• **TASK GOAL**: Identify the lines holding "Cluster" and copy them.

----- EXERCISE DATA

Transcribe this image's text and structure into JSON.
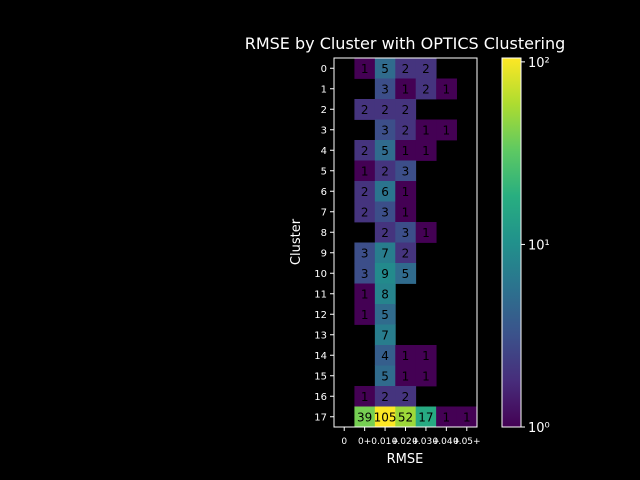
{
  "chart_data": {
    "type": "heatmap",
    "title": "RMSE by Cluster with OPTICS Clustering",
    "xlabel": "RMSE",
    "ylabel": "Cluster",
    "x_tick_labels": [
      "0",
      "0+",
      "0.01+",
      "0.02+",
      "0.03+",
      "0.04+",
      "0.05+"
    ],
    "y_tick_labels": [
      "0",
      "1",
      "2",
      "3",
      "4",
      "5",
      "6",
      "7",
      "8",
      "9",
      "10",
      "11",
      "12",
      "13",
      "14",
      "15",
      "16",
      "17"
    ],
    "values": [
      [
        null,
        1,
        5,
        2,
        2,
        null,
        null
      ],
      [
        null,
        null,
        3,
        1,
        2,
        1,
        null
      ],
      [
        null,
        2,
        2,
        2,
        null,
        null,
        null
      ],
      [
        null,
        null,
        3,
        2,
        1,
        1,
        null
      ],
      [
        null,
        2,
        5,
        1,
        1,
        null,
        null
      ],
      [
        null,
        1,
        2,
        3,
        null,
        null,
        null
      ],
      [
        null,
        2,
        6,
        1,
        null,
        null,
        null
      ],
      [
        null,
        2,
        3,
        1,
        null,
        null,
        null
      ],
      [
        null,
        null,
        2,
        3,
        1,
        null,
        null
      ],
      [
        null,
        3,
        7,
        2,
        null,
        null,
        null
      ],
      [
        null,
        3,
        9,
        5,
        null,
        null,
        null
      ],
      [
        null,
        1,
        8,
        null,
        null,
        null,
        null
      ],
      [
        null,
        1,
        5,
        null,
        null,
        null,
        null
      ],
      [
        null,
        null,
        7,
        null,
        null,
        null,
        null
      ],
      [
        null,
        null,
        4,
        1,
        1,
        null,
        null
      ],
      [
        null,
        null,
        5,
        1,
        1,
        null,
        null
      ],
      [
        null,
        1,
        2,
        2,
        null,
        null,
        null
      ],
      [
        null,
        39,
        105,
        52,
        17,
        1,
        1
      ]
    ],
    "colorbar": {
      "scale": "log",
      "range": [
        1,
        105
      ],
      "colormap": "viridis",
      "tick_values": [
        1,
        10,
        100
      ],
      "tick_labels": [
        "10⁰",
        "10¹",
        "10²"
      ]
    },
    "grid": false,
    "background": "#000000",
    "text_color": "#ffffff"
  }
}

----------

• **TASK SOLUTION**:
    "title": "RMSE by Cluster with OPTICS Clustering",
    "ylabel": "Cluster",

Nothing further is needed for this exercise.